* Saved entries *

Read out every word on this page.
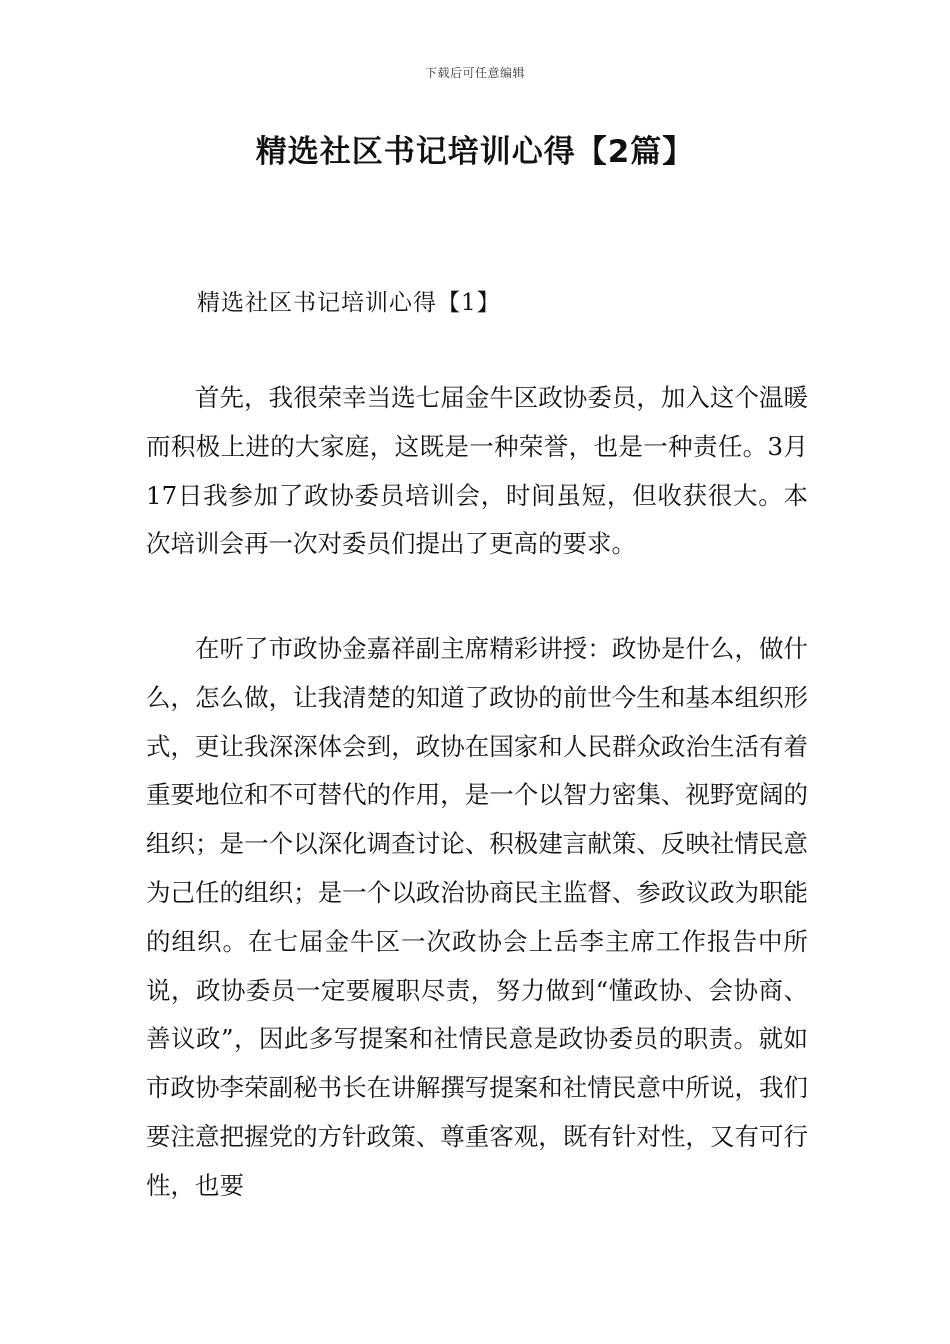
下载后可任意编辑
精选社区书记培训心得【2篇】
精选社区书记培训心得【1】

首先，我很荣幸当选七届金牛区政协委员，加入这个温暖而积极上进的大家庭，这既是一种荣誉，也是一种责任。3月17日我参加了政协委员培训会，时间虽短，但收获很大。本次培训会再一次对委员们提出了更高的要求。

在听了市政协金嘉祥副主席精彩讲授：政协是什么，做什么，怎么做，让我清楚的知道了政协的前世今生和基本组织形式，更让我深深体会到，政协在国家和人民群众政治生活有着重要地位和不可替代的作用，是一个以智力密集、视野宽阔的组织；是一个以深化调查讨论、积极建言献策、反映社情民意为己任的组织；是一个以政治协商民主监督、参政议政为职能的组织。在七届金牛区一次政协会上岳李主席工作报告中所说，政协委员一定要履职尽责，努力做到“懂政协、会协商、善议政”，因此多写提案和社情民意是政协委员的职责。就如市政协李荣副秘书长在讲解撰写提案和社情民意中所说，我们要注意把握党的方针政策、尊重客观，既有针对性，又有可行性，也要
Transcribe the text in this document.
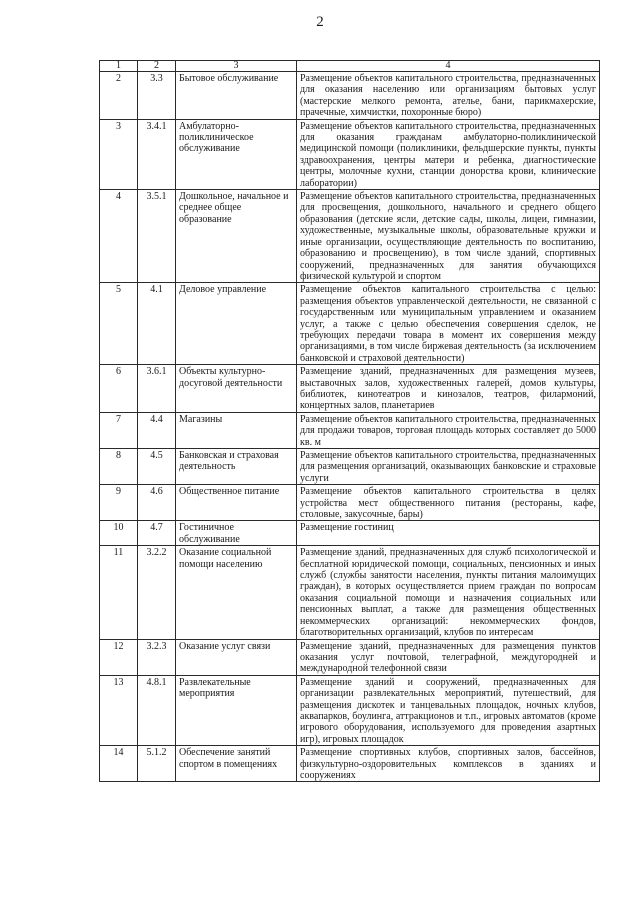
2
1	2	3	4
2	3.3	Бытовое обслуживание	Размещение объектов капитального строительства, предназначенных для оказания населению или организациям бытовых услуг (мастерские мелкого ремонта, ателье, бани, парикмахерские, прачечные, химчистки, похоронные бюро)
3	3.4.1	Амбулаторно-поликлиническое обслуживание	Размещение объектов капитального строительства, предназначенных для оказания гражданам амбулаторно-поликлинической медицинской помощи (поликлиники, фельдшерские пункты, пункты здравоохранения, центры матери и ребенка, диагностические центры, молочные кухни, станции донорства крови, клинические лаборатории)
4	3.5.1	Дошкольное, начальное и среднее общее образование	Размещение объектов капитального строительства, предназначенных для просвещения, дошкольного, начального и среднего общего образования (детские ясли, детские сады, школы, лицеи, гимназии, художественные, музыкальные школы, образовательные кружки и иные организации, осуществляющие деятельность по воспитанию, образованию и просвещению), в том числе зданий, спортивных сооружений, предназначенных для занятия обучающихся физической культурой и спортом
5	4.1	Деловое управление	Размещение объектов капитального строительства с целью: размещения объектов управленческой деятельности, не связанной с государственным или муниципальным управлением и оказанием услуг, а также с целью обеспечения совершения сделок, не требующих передачи товара в момент их совершения между организациями, в том числе биржевая деятельность (за исключением банковской и страховой деятельности)
6	3.6.1	Объекты культурно-досуговой деятельности	Размещение зданий, предназначенных для размещения музеев, выставочных залов, художественных галерей, домов культуры, библиотек, кинотеатров и кинозалов, театров, филармоний, концертных залов, планетариев
7	4.4	Магазины	Размещение объектов капитального строительства, предназначенных для продажи товаров, торговая площадь которых составляет до 5000 кв. м
8	4.5	Банковская и страховая деятельность	Размещение объектов капитального строительства, предназначенных для размещения организаций, оказывающих банковские и страховые услуги
9	4.6	Общественное питание	Размещение объектов капитального строительства в целях устройства мест общественного питания (рестораны, кафе, столовые, закусочные, бары)
10	4.7	Гостиничное обслуживание	Размещение гостиниц
11	3.2.2	Оказание социальной помощи населению	Размещение зданий, предназначенных для служб психологической и бесплатной юридической помощи, социальных, пенсионных и иных служб (службы занятости населения, пункты питания малоимущих граждан), в которых осуществляется прием граждан по вопросам оказания социальной помощи и назначения социальных или пенсионных выплат, а также для размещения общественных некоммерческих организаций: некоммерческих фондов, благотворительных организаций, клубов по интересам
12	3.2.3	Оказание услуг связи	Размещение зданий, предназначенных для размещения пунктов оказания услуг почтовой, телеграфной, междугородней и международной телефонной связи
13	4.8.1	Развлекательные мероприятия	Размещение зданий и сооружений, предназначенных для организации развлекательных мероприятий, путешествий, для размещения дискотек и танцевальных площадок, ночных клубов, аквапарков, боулинга, аттракционов и т.п., игровых автоматов (кроме игрового оборудования, используемого для проведения азартных игр), игровых площадок
14	5.1.2	Обеспечение занятий спортом в помещениях	Размещение спортивных клубов, спортивных залов, бассейнов, физкультурно-оздоровительных комплексов в зданиях и сооружениях
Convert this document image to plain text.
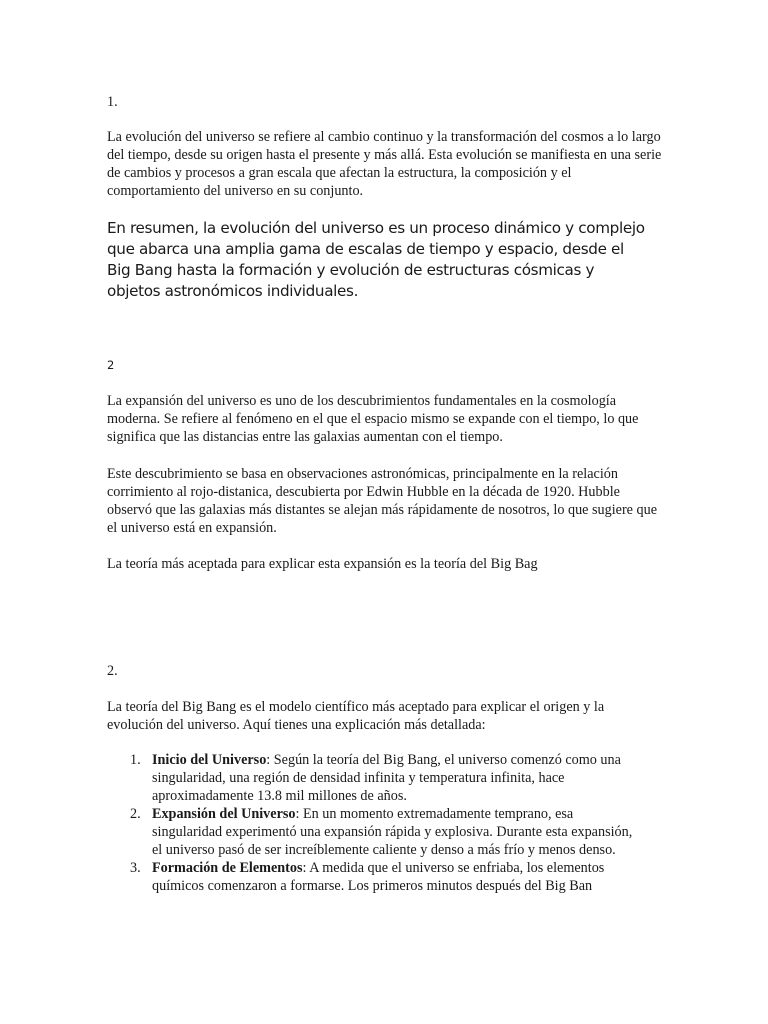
1.

La evolución del universo se refiere al cambio continuo y la transformación del cosmos a lo largo del tiempo, desde su origen hasta el presente y más allá. Esta evolución se manifiesta en una serie de cambios y procesos a gran escala que afectan la estructura, la composición y el comportamiento del universo en su conjunto.

En resumen, la evolución del universo es un proceso dinámico y complejo que abarca una amplia gama de escalas de tiempo y espacio, desde el Big Bang hasta la formación y evolución de estructuras cósmicas y objetos astronómicos individuales.

2

La expansión del universo es uno de los descubrimientos fundamentales en la cosmología moderna. Se refiere al fenómeno en el que el espacio mismo se expande con el tiempo, lo que significa que las distancias entre las galaxias aumentan con el tiempo.

Este descubrimiento se basa en observaciones astronómicas, principalmente en la relación corrimiento al rojo-distanica, descubierta por Edwin Hubble en la década de 1920. Hubble observó que las galaxias más distantes se alejan más rápidamente de nosotros, lo que sugiere que el universo está en expansión.

La teoría más aceptada para explicar esta expansión es la teoría del Big Bag

2.

La teoría del Big Bang es el modelo científico más aceptado para explicar el origen y la evolución del universo. Aquí tienes una explicación más detallada:

1. Inicio del Universo: Según la teoría del Big Bang, el universo comenzó como una singularidad, una región de densidad infinita y temperatura infinita, hace aproximadamente 13.8 mil millones de años.
2. Expansión del Universo: En un momento extremadamente temprano, esa singularidad experimentó una expansión rápida y explosiva. Durante esta expansión, el universo pasó de ser increíblemente caliente y denso a más frío y menos denso.
3. Formación de Elementos: A medida que el universo se enfriaba, los elementos químicos comenzaron a formarse. Los primeros minutos después del Big Ban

* DIRECTION *
Leave the pictures out and write out every entry exactly as given.

* SOLUTION BELOW *
Read out every word on this page.
下载后可任意编辑
精选社区书记培训心得【2篇】
精选社区书记培训心得【1】

首先，我很荣幸当选七届金牛区政协委员，加入这个温暖而积极上进的大家庭，这既是一种荣誉，也是一种责任。3月17日我参加了政协委员培训会，时间虽短，但收获很大。本次培训会再一次对委员们提出了更高的要求。

在听了市政协金嘉祥副主席精彩讲授：政协是什么，做什么，怎么做，让我清楚的知道了政协的前世今生和基本组织形式，更让我深深体会到，政协在国家和人民群众政治生活有着重要地位和不可替代的作用，是一个以智力密集、视野宽阔的组织；是一个以深化调查讨论、积极建言献策、反映社情民意为己任的组织；是一个以政治协商民主监督、参政议政为职能的组织。在七届金牛区一次政协会上岳李主席工作报告中所说，政协委员一定要履职尽责，努力做到“懂政协、会协商、善议政”，因此多写提案和社情民意是政协委员的职责。就如市政协李荣副秘书长在讲解撰写提案和社情民意中所说，我们要注意把握党的方针政策、尊重客观，既有针对性，又有可行性，也要
Transcribe the text in this document.
2
1	2	3	4
2	3.3	Бытовое обслуживание	Размещение объектов капитального строительства, предназначенных для оказания населению или организациям бытовых услуг (мастерские мелкого ремонта, ателье, бани, парикмахерские, прачечные, химчистки, похоронные бюро)
3	3.4.1	Амбулаторно-поликлиническое обслуживание	Размещение объектов капитального строительства, предназначенных для оказания гражданам амбулаторно-поликлинической медицинской помощи (поликлиники, фельдшерские пункты, пункты здравоохранения, центры матери и ребенка, диагностические центры, молочные кухни, станции донорства крови, клинические лаборатории)
4	3.5.1	Дошкольное, начальное и среднее общее образование	Размещение объектов капитального строительства, предназначенных для просвещения, дошкольного, начального и среднего общего образования (детские ясли, детские сады, школы, лицеи, гимназии, художественные, музыкальные школы, образовательные кружки и иные организации, осуществляющие деятельность по воспитанию, образованию и просвещению), в том числе зданий, спортивных сооружений, предназначенных для занятия обучающихся физической культурой и спортом
5	4.1	Деловое управление	Размещение объектов капитального строительства с целью: размещения объектов управленческой деятельности, не связанной с государственным или муниципальным управлением и оказанием услуг, а также с целью обеспечения совершения сделок, не требующих передачи товара в момент их совершения между организациями, в том числе биржевая деятельность (за исключением банковской и страховой деятельности)
6	3.6.1	Объекты культурно-досуговой деятельности	Размещение зданий, предназначенных для размещения музеев, выставочных залов, художественных галерей, домов культуры, библиотек, кинотеатров и кинозалов, театров, филармоний, концертных залов, планетариев
7	4.4	Магазины	Размещение объектов капитального строительства, предназначенных для продажи товаров, торговая площадь которых составляет до 5000 кв. м
8	4.5	Банковская и страховая деятельность	Размещение объектов капитального строительства, предназначенных для размещения организаций, оказывающих банковские и страховые услуги
9	4.6	Общественное питание	Размещение объектов капитального строительства в целях устройства мест общественного питания (рестораны, кафе, столовые, закусочные, бары)
10	4.7	Гостиничное обслуживание	Размещение гостиниц
11	3.2.2	Оказание социальной помощи населению	Размещение зданий, предназначенных для служб психологической и бесплатной юридической помощи, социальных, пенсионных и иных служб (службы занятости населения, пункты питания малоимущих граждан), в которых осуществляется прием граждан по вопросам оказания социальной помощи и назначения социальных или пенсионных выплат, а также для размещения общественных некоммерческих организаций: некоммерческих фондов, благотворительных организаций, клубов по интересам
12	3.2.3	Оказание услуг связи	Размещение зданий, предназначенных для размещения пунктов оказания услуг почтовой, телеграфной, междугородней и международной телефонной связи
13	4.8.1	Развлекательные мероприятия	Размещение зданий и сооружений, предназначенных для организации развлекательных мероприятий, путешествий, для размещения дискотек и танцевальных площадок, ночных клубов, аквапарков, боулинга, аттракционов и т.п., игровых автоматов (кроме игрового оборудования, используемого для проведения азартных игр), игровых площадок
14	5.1.2	Обеспечение занятий спортом в помещениях	Размещение спортивных клубов, спортивных залов, бассейнов, физкультурно-оздоровительных комплексов в зданиях и сооружениях
Convert this document image to plain text.
1.

La evolución del universo se refiere al cambio continuo y la transformación del cosmos a lo largo del tiempo, desde su origen hasta el presente y más allá. Esta evolución se manifiesta en una serie de cambios y procesos a gran escala que afectan la estructura, la composición y el comportamiento del universo en su conjunto.

En resumen, la evolución del universo es un proceso dinámico y complejo que abarca una amplia gama de escalas de tiempo y espacio, desde el Big Bang hasta la formación y evolución de estructuras cósmicas y objetos astronómicos individuales.

2

La expansión del universo es uno de los descubrimientos fundamentales en la cosmología moderna. Se refiere al fenómeno en el que el espacio mismo se expande con el tiempo, lo que significa que las distancias entre las galaxias aumentan con el tiempo.

Este descubrimiento se basa en observaciones astronómicas, principalmente en la relación corrimiento al rojo-distanica, descubierta por Edwin Hubble en la década de 1920. Hubble observó que las galaxias más distantes se alejan más rápidamente de nosotros, lo que sugiere que el universo está en expansión.

La teoría más aceptada para explicar esta expansión es la teoría del Big Bag

2.

La teoría del Big Bang es el modelo científico más aceptado para explicar el origen y la evolución del universo. Aquí tienes una explicación más detallada:

1. Inicio del Universo: Según la teoría del Big Bang, el universo comenzó como una singularidad, una región de densidad infinita y temperatura infinita, hace aproximadamente 13.8 mil millones de años.
2. Expansión del Universo: En un momento extremadamente temprano, esa singularidad experimentó una expansión rápida y explosiva. Durante esta expansión, el universo pasó de ser increíblemente caliente y denso a más frío y menos denso.
3. Formación de Elementos: A medida que el universo se enfriaba, los elementos químicos comenzaron a formarse. Los primeros minutos después del Big Ban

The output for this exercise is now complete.